[Aim of the task] In the entries below, find every line holding the string "object" and collect it.

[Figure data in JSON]
↓↓↓

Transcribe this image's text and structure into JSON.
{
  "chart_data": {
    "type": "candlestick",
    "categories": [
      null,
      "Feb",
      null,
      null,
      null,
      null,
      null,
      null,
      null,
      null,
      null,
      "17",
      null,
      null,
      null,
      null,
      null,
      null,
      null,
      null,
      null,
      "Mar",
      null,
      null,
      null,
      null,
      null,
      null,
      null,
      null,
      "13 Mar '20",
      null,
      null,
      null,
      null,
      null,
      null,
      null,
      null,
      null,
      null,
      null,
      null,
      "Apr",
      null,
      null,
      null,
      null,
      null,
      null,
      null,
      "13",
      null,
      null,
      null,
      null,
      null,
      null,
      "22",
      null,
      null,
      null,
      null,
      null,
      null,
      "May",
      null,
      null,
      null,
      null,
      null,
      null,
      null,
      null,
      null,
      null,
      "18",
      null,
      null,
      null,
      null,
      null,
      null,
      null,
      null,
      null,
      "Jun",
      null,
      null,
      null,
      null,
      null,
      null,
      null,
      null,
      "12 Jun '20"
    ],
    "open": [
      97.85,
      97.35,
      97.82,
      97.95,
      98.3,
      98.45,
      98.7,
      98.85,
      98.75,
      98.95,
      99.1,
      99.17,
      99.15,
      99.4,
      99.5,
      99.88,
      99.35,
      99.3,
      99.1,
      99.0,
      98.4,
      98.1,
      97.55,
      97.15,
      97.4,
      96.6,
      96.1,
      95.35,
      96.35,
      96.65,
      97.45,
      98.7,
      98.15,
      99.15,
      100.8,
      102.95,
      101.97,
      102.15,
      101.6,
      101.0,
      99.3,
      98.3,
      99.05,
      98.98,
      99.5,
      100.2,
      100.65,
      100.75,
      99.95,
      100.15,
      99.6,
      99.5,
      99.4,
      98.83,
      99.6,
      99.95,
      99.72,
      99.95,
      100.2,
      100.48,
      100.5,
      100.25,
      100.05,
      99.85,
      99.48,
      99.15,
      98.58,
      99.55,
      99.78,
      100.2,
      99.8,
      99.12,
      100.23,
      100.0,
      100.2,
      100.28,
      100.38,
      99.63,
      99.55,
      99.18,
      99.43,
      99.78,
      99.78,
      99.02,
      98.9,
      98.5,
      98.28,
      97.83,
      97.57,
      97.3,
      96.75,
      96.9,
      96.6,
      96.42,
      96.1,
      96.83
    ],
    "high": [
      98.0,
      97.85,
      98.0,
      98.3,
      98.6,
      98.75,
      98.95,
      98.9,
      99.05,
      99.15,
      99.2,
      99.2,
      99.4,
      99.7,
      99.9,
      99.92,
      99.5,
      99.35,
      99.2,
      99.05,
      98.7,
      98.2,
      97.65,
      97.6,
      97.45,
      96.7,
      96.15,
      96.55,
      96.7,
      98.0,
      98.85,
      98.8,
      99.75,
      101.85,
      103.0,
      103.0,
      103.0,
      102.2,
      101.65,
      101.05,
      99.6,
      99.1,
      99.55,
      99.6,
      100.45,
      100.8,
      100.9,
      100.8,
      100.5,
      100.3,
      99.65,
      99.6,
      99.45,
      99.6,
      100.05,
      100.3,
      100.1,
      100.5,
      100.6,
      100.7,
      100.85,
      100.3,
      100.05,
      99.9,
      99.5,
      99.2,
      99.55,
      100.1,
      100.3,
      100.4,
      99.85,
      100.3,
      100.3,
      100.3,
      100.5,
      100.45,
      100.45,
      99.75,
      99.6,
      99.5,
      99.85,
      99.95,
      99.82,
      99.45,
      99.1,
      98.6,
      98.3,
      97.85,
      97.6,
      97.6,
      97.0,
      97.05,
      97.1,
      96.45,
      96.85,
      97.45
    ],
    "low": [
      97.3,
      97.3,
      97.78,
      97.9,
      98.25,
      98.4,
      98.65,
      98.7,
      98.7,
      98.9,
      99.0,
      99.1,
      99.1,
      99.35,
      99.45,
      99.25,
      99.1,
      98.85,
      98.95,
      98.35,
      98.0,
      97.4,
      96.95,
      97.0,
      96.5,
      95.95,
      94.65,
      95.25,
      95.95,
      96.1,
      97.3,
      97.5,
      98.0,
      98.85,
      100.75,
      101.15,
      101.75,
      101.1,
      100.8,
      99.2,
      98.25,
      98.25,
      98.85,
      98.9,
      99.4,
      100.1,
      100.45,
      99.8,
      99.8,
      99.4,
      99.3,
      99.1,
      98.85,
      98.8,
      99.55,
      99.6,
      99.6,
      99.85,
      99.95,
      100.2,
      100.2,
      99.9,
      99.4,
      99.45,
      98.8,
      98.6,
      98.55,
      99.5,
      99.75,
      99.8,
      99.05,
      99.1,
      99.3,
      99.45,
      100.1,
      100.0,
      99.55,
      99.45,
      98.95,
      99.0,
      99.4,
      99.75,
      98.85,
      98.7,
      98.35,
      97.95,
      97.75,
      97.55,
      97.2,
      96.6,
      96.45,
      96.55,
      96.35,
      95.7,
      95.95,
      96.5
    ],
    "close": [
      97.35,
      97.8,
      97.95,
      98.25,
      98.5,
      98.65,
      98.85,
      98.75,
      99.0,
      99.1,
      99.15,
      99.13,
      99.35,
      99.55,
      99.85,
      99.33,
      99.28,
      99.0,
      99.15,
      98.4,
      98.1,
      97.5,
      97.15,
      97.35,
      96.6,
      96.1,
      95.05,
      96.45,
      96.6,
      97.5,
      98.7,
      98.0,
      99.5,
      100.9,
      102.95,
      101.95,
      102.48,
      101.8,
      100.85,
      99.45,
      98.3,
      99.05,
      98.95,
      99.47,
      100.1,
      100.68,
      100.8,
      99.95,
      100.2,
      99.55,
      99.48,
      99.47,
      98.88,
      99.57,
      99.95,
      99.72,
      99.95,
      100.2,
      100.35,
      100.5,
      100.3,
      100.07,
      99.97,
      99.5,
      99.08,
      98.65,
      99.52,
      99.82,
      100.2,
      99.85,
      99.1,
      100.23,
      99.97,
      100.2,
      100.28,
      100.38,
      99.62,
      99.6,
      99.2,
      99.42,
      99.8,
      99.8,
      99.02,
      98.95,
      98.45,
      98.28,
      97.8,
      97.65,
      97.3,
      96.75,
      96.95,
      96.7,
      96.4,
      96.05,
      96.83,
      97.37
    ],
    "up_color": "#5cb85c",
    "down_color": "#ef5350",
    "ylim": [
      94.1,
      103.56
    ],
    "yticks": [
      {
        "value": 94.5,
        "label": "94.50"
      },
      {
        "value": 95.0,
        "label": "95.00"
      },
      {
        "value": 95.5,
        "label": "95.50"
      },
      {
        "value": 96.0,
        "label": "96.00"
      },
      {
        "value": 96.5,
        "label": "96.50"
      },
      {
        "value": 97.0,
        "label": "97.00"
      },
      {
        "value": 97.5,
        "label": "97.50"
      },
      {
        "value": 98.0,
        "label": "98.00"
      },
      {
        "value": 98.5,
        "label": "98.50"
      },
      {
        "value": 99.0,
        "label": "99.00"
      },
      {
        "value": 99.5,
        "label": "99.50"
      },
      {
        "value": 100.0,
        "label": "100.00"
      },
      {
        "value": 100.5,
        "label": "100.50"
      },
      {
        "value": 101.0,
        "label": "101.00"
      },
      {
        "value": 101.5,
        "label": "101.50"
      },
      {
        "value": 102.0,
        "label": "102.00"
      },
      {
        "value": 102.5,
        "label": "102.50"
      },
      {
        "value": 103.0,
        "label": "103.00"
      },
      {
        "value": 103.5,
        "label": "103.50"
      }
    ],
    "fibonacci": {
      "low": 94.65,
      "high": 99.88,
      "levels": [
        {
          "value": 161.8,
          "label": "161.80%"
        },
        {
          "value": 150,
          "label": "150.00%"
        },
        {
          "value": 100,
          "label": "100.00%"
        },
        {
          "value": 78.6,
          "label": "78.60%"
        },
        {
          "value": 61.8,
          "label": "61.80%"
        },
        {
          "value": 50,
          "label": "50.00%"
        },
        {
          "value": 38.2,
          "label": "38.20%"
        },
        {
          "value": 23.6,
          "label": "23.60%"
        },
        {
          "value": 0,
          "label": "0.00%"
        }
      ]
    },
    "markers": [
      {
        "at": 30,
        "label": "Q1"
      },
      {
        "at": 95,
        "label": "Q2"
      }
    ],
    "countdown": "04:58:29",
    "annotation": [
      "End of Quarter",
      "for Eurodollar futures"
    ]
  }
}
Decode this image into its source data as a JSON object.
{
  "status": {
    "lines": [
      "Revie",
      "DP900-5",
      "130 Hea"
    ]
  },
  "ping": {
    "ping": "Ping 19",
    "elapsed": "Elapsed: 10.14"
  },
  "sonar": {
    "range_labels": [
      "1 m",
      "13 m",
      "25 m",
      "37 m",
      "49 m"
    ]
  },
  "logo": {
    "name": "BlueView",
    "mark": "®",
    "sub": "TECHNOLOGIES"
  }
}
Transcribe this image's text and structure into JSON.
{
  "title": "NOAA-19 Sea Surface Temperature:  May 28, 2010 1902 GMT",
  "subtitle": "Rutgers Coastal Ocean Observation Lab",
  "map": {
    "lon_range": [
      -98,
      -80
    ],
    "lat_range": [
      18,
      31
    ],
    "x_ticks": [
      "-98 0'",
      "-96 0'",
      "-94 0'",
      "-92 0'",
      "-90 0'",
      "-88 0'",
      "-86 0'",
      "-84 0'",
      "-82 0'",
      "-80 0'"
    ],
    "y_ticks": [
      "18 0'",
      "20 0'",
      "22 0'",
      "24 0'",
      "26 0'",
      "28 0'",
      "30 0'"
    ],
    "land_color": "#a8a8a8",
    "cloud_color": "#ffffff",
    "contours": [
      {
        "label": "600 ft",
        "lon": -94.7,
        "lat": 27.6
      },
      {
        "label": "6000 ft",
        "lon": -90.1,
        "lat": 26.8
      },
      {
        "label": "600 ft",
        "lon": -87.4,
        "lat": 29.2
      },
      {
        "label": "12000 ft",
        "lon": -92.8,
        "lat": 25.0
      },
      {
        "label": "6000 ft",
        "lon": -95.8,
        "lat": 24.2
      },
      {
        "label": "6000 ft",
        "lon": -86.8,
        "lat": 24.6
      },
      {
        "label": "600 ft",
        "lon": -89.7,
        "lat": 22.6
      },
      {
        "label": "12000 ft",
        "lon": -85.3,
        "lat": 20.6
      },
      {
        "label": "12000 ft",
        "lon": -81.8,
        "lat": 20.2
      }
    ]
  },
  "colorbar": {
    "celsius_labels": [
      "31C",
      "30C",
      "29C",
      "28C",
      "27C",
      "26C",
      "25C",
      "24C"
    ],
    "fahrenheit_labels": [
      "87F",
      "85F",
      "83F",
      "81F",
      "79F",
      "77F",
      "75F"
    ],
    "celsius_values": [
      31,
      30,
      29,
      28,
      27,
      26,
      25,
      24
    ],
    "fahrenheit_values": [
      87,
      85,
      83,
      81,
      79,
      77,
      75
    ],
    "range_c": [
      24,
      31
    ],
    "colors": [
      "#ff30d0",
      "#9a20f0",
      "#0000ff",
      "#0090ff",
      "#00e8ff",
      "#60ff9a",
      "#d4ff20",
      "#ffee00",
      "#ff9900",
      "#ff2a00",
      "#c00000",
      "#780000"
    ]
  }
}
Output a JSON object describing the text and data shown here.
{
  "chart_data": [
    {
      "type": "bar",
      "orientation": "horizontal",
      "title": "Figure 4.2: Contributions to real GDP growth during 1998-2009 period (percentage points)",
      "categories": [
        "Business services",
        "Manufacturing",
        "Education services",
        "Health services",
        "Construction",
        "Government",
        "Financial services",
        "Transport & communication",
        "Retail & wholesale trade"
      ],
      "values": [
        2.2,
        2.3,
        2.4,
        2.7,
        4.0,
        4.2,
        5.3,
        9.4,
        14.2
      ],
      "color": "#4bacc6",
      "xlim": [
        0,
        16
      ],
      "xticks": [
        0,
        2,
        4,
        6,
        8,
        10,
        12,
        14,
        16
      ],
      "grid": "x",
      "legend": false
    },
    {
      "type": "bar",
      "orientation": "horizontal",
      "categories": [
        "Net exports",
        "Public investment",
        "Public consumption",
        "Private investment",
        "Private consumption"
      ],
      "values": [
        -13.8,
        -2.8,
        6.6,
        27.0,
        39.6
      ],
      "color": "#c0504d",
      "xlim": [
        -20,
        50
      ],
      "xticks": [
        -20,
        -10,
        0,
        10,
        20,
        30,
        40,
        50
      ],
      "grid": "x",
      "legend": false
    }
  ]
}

↑↑↑

[Reply to the exercise]
Decode this image into its source data as a JSON object.
Output a JSON object describing the text and data shown here.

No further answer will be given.